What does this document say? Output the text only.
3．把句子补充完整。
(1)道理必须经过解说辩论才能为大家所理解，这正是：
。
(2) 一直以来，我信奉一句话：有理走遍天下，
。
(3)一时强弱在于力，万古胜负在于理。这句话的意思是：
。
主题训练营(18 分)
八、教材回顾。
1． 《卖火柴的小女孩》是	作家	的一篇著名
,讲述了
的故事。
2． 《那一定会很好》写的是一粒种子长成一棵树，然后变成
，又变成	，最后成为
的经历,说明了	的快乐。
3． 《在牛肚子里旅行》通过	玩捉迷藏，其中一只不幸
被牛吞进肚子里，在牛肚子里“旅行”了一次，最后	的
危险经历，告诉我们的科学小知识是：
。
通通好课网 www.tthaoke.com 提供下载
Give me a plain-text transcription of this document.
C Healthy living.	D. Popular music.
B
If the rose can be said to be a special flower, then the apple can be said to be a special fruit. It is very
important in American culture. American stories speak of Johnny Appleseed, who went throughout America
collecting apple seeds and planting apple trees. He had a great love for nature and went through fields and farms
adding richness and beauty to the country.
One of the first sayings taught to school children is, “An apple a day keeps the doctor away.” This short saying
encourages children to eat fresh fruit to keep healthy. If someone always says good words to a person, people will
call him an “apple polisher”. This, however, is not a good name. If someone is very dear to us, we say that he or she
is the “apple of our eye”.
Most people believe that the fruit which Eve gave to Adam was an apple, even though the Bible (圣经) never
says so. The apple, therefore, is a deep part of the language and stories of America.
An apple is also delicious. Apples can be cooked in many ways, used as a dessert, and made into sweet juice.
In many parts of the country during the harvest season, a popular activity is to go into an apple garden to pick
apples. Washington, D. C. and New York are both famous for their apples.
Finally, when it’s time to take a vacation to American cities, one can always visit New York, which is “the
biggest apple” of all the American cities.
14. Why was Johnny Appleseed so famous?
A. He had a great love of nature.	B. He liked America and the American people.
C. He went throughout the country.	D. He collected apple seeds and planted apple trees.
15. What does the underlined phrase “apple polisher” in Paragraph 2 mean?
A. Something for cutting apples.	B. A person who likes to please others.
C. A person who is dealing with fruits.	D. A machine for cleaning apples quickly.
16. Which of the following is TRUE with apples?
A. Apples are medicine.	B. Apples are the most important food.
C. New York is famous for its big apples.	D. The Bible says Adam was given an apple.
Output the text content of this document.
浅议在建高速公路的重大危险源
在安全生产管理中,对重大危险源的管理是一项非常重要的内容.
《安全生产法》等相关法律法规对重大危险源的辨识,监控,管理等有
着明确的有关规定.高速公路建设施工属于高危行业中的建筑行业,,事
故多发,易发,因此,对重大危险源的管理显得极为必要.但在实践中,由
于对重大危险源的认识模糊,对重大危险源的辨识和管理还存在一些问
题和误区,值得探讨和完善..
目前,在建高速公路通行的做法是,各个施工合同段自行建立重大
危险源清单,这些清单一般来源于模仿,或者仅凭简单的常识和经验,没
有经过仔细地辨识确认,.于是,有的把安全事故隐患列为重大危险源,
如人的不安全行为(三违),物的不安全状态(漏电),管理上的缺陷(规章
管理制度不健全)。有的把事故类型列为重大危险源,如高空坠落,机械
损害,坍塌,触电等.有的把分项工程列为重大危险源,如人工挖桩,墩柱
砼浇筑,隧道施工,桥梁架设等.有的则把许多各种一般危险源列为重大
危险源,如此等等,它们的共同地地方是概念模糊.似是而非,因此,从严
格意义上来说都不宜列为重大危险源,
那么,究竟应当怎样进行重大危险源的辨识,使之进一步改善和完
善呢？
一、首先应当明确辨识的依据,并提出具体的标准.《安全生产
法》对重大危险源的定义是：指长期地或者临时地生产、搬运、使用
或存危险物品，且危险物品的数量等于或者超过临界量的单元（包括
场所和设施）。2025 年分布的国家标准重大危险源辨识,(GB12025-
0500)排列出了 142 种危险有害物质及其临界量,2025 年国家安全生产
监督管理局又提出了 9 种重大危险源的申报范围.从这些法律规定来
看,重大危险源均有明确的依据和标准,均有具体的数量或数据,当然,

PROBLEM TO WORK ON — Faithfully copy every entry, leaving nothing out.

RESULT —
What does this document say? Output the text only.
3．把句子补充完整。
(1)道理必须经过解说辩论才能为大家所理解，这正是：
。
(2) 一直以来，我信奉一句话：有理走遍天下，
。
(3)一时强弱在于力，万古胜负在于理。这句话的意思是：
。
主题训练营(18 分)
八、教材回顾。
1． 《卖火柴的小女孩》是	作家	的一篇著名
,讲述了
的故事。
2． 《那一定会很好》写的是一粒种子长成一棵树，然后变成
，又变成	，最后成为
的经历,说明了	的快乐。
3． 《在牛肚子里旅行》通过	玩捉迷藏，其中一只不幸
被牛吞进肚子里，在牛肚子里“旅行”了一次，最后	的
危险经历，告诉我们的科学小知识是：
。
通通好课网 www.tthaoke.com 提供下载
Give me a plain-text transcription of this document.
C Healthy living.	D. Popular music.
B
If the rose can be said to be a special flower, then the apple can be said to be a special fruit. It is very
important in American culture. American stories speak of Johnny Appleseed, who went throughout America
collecting apple seeds and planting apple trees. He had a great love for nature and went through fields and farms
adding richness and beauty to the country.
One of the first sayings taught to school children is, “An apple a day keeps the doctor away.” This short saying
encourages children to eat fresh fruit to keep healthy. If someone always says good words to a person, people will
call him an “apple polisher”. This, however, is not a good name. If someone is very dear to us, we say that he or she
is the “apple of our eye”.
Most people believe that the fruit which Eve gave to Adam was an apple, even though the Bible (圣经) never
says so. The apple, therefore, is a deep part of the language and stories of America.
An apple is also delicious. Apples can be cooked in many ways, used as a dessert, and made into sweet juice.
In many parts of the country during the harvest season, a popular activity is to go into an apple garden to pick
apples. Washington, D. C. and New York are both famous for their apples.
Finally, when it’s time to take a vacation to American cities, one can always visit New York, which is “the
biggest apple” of all the American cities.
14. Why was Johnny Appleseed so famous?
A. He had a great love of nature.	B. He liked America and the American people.
C. He went throughout the country.	D. He collected apple seeds and planted apple trees.
15. What does the underlined phrase “apple polisher” in Paragraph 2 mean?
A. Something for cutting apples.	B. A person who likes to please others.
C. A person who is dealing with fruits.	D. A machine for cleaning apples quickly.
16. Which of the following is TRUE with apples?
A. Apples are medicine.	B. Apples are the most important food.
C. New York is famous for its big apples.	D. The Bible says Adam was given an apple.
Output the text content of this document.
浅议在建高速公路的重大危险源
在安全生产管理中,对重大危险源的管理是一项非常重要的内容.
《安全生产法》等相关法律法规对重大危险源的辨识,监控,管理等有
着明确的有关规定.高速公路建设施工属于高危行业中的建筑行业,,事
故多发,易发,因此,对重大危险源的管理显得极为必要.但在实践中,由
于对重大危险源的认识模糊,对重大危险源的辨识和管理还存在一些问
题和误区,值得探讨和完善..
目前,在建高速公路通行的做法是,各个施工合同段自行建立重大
危险源清单,这些清单一般来源于模仿,或者仅凭简单的常识和经验,没
有经过仔细地辨识确认,.于是,有的把安全事故隐患列为重大危险源,
如人的不安全行为(三违),物的不安全状态(漏电),管理上的缺陷(规章
管理制度不健全)。有的把事故类型列为重大危险源,如高空坠落,机械
损害,坍塌,触电等.有的把分项工程列为重大危险源,如人工挖桩,墩柱
砼浇筑,隧道施工,桥梁架设等.有的则把许多各种一般危险源列为重大
危险源,如此等等,它们的共同地地方是概念模糊.似是而非,因此,从严
格意义上来说都不宜列为重大危险源,
那么,究竟应当怎样进行重大危险源的辨识,使之进一步改善和完
善呢？
一、首先应当明确辨识的依据,并提出具体的标准.《安全生产
法》对重大危险源的定义是：指长期地或者临时地生产、搬运、使用
或存危险物品，且危险物品的数量等于或者超过临界量的单元（包括
场所和设施）。2025 年分布的国家标准重大危险源辨识,(GB12025-
0500)排列出了 142 种危险有害物质及其临界量,2025 年国家安全生产
监督管理局又提出了 9 种重大危险源的申报范围.从这些法律规定来
看,重大危险源均有明确的依据和标准,均有具体的数量或数据,当然,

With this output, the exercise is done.